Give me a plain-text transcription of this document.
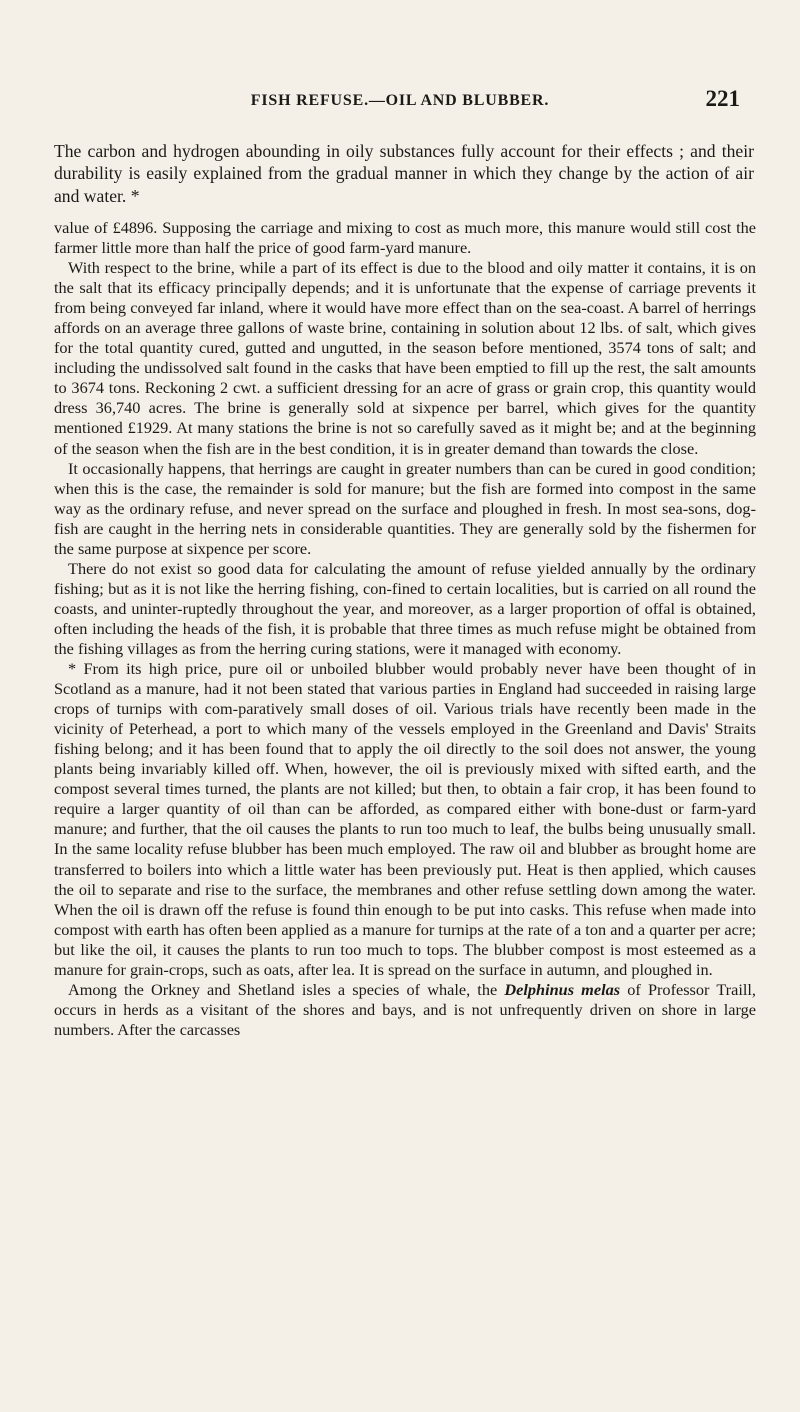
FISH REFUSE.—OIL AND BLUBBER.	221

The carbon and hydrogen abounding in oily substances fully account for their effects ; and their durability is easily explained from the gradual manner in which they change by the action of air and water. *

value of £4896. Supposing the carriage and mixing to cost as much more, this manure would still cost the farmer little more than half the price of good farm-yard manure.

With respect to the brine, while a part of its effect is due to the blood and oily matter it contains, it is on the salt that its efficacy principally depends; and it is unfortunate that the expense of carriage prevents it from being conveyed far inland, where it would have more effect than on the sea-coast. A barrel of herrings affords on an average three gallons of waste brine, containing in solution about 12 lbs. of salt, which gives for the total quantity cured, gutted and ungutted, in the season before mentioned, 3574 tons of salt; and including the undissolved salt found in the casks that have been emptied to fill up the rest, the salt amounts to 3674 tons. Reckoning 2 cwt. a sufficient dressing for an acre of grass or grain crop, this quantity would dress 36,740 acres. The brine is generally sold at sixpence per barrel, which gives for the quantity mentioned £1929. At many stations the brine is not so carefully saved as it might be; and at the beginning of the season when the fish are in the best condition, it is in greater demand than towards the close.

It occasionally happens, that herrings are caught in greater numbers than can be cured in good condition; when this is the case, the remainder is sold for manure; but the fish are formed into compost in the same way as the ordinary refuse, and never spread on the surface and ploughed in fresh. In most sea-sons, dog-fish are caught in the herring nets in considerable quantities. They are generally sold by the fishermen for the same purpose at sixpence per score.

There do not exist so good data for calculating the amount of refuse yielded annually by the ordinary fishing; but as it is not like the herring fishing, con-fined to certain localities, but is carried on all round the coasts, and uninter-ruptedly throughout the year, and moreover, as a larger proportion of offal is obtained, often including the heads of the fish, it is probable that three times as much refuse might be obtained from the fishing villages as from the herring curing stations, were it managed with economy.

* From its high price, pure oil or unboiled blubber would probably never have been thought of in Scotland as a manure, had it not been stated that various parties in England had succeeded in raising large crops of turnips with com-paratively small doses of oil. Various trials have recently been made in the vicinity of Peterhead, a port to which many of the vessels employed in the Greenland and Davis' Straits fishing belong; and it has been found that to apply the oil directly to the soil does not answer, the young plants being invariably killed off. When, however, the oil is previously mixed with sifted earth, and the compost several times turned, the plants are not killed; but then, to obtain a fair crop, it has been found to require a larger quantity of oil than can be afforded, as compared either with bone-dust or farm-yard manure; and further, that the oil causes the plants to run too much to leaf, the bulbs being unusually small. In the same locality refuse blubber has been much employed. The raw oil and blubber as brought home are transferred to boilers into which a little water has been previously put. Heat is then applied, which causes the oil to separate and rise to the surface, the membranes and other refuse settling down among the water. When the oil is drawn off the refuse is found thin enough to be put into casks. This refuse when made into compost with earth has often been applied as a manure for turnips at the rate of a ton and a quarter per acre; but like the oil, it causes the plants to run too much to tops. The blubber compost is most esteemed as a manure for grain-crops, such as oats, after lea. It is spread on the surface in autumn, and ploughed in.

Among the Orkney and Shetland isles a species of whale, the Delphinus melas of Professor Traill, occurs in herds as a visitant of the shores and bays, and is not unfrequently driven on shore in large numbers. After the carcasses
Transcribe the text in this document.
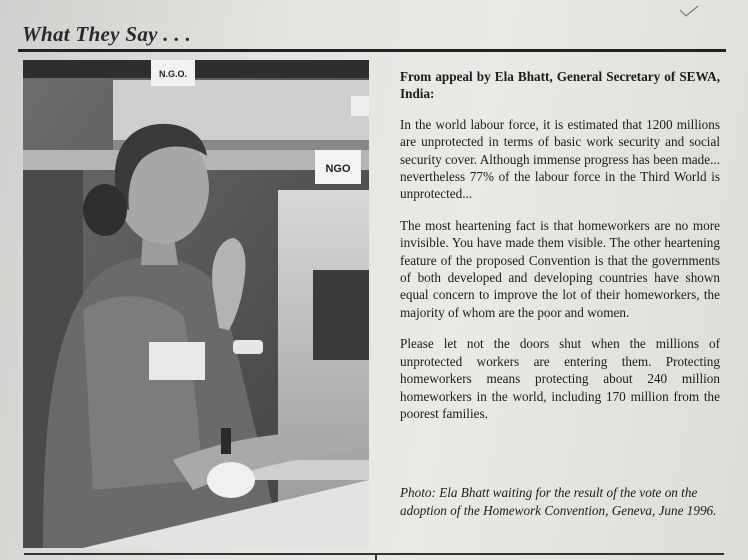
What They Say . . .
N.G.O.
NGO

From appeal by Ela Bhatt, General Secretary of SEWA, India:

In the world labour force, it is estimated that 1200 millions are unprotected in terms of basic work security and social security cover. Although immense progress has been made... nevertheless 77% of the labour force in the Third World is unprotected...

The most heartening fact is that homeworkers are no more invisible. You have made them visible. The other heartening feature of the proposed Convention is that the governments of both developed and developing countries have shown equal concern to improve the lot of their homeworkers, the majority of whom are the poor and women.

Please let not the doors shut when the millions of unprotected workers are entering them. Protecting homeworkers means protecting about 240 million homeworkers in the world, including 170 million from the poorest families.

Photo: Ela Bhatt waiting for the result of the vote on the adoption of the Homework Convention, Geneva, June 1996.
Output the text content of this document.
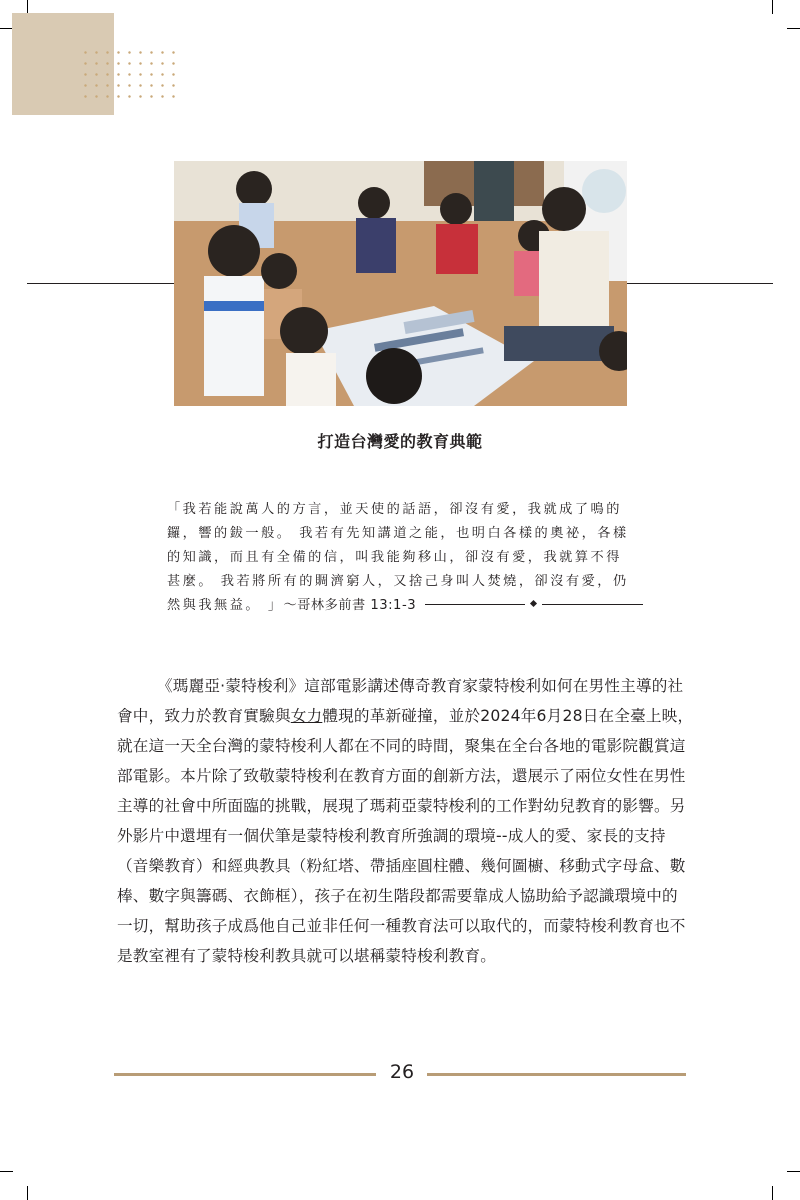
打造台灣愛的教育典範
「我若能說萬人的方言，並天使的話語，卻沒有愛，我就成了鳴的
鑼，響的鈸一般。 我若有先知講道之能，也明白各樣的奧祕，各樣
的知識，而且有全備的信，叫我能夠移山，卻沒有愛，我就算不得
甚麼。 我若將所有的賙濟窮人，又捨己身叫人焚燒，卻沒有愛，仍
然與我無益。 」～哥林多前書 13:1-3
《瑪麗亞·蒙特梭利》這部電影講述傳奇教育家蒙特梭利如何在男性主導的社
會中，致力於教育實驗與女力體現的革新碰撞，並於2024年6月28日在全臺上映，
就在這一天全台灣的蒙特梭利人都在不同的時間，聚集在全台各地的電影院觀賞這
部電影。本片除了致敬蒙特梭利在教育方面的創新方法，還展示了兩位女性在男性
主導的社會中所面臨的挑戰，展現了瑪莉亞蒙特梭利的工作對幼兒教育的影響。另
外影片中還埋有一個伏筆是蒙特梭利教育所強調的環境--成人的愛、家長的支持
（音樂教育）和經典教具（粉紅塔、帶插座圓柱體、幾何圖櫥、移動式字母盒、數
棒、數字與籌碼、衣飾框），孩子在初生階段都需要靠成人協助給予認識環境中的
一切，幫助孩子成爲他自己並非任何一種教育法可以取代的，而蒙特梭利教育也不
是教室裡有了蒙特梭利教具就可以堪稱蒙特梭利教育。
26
··········
• Exercise instructions: Pull out each line containing the word "world" and copy it.

• Task answer:
In the world labour force, it is estimated that 1200 millions are unprotected in terms of basic work security and social security cover. Although immense progress has been made... nevertheless 77% of the labour force in the Third World is unprotected...
Please let not the doors shut when the millions of unprotected workers are entering them. Protecting homeworkers means protecting about 240 million homeworkers in the world, including 170 million from the poorest families.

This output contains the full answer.